> Exercise data

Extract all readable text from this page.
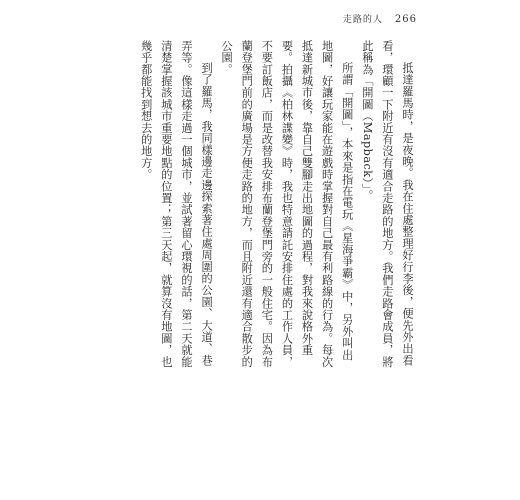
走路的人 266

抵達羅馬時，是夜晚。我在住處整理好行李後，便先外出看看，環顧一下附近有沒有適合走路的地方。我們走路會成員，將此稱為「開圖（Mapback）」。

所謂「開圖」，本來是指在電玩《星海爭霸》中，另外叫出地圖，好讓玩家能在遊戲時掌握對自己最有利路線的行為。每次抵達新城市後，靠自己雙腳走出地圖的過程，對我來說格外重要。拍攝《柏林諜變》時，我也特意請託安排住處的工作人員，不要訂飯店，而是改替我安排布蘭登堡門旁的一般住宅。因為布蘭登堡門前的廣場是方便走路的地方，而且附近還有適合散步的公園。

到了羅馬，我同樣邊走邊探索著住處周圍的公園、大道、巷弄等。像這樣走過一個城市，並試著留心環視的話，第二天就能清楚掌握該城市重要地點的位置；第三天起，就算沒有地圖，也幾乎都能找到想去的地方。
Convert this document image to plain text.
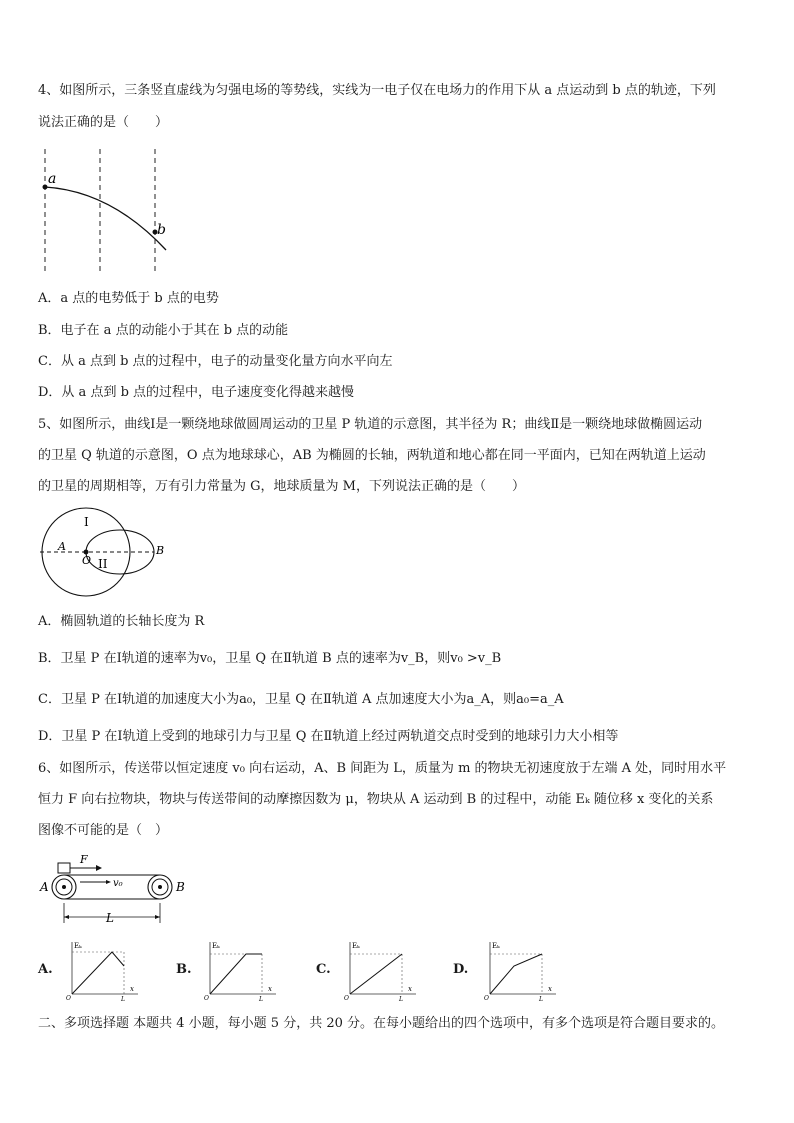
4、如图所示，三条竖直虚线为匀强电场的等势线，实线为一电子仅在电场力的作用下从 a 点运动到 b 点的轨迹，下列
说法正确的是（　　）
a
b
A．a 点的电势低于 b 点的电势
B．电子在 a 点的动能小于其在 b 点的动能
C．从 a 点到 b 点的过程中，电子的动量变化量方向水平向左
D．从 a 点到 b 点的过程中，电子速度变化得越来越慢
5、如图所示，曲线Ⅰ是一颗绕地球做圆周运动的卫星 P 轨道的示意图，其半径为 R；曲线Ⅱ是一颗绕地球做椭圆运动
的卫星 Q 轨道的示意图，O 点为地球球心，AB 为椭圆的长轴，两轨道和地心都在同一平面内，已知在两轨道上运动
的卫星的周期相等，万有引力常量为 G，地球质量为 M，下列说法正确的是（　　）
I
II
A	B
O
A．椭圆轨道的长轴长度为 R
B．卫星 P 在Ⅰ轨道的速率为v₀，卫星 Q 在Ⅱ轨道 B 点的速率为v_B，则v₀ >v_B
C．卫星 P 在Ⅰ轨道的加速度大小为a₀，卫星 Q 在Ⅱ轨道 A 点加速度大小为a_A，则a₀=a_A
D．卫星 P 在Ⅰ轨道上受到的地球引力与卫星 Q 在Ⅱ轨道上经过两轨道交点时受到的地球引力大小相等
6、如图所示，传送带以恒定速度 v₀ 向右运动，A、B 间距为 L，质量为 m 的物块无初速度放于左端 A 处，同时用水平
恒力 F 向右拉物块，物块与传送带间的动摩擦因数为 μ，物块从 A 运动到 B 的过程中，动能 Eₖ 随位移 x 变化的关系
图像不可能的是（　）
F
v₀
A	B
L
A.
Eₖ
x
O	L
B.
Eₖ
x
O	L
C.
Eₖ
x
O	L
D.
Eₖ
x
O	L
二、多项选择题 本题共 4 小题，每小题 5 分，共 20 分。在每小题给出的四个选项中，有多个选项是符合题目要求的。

> Task description
Write out the listing word for word, omitting the pictures it holds.

> Complete output
Extract all readable text from this page.
走路的人 266

抵達羅馬時，是夜晚。我在住處整理好行李後，便先外出看看，環顧一下附近有沒有適合走路的地方。我們走路會成員，將此稱為「開圖（Mapback）」。

所謂「開圖」，本來是指在電玩《星海爭霸》中，另外叫出地圖，好讓玩家能在遊戲時掌握對自己最有利路線的行為。每次抵達新城市後，靠自己雙腳走出地圖的過程，對我來說格外重要。拍攝《柏林諜變》時，我也特意請託安排住處的工作人員，不要訂飯店，而是改替我安排布蘭登堡門旁的一般住宅。因為布蘭登堡門前的廣場是方便走路的地方，而且附近還有適合散步的公園。

到了羅馬，我同樣邊走邊探索著住處周圍的公園、大道、巷弄等。像這樣走過一個城市，並試著留心環視的話，第二天就能清楚掌握該城市重要地點的位置；第三天起，就算沒有地圖，也幾乎都能找到想去的地方。
Convert this document image to plain text.
4、如图所示，三条竖直虚线为匀强电场的等势线，实线为一电子仅在电场力的作用下从 a 点运动到 b 点的轨迹，下列
说法正确的是（　　）
a
b
A．a 点的电势低于 b 点的电势
B．电子在 a 点的动能小于其在 b 点的动能
C．从 a 点到 b 点的过程中，电子的动量变化量方向水平向左
D．从 a 点到 b 点的过程中，电子速度变化得越来越慢
5、如图所示，曲线Ⅰ是一颗绕地球做圆周运动的卫星 P 轨道的示意图，其半径为 R；曲线Ⅱ是一颗绕地球做椭圆运动
的卫星 Q 轨道的示意图，O 点为地球球心，AB 为椭圆的长轴，两轨道和地心都在同一平面内，已知在两轨道上运动
的卫星的周期相等，万有引力常量为 G，地球质量为 M，下列说法正确的是（　　）
I
II
A	B
O
A．椭圆轨道的长轴长度为 R
B．卫星 P 在Ⅰ轨道的速率为v₀，卫星 Q 在Ⅱ轨道 B 点的速率为v_B，则v₀ >v_B
C．卫星 P 在Ⅰ轨道的加速度大小为a₀，卫星 Q 在Ⅱ轨道 A 点加速度大小为a_A，则a₀=a_A
D．卫星 P 在Ⅰ轨道上受到的地球引力与卫星 Q 在Ⅱ轨道上经过两轨道交点时受到的地球引力大小相等
6、如图所示，传送带以恒定速度 v₀ 向右运动，A、B 间距为 L，质量为 m 的物块无初速度放于左端 A 处，同时用水平
恒力 F 向右拉物块，物块与传送带间的动摩擦因数为 μ，物块从 A 运动到 B 的过程中，动能 Eₖ 随位移 x 变化的关系
图像不可能的是（　）
F
v₀
A	B
L
A.
Eₖ
x
O	L
B.
Eₖ
x
O	L
C.
Eₖ
x
O	L
D.
Eₖ
x
O	L
二、多项选择题 本题共 4 小题，每小题 5 分，共 20 分。在每小题给出的四个选项中，有多个选项是符合题目要求的。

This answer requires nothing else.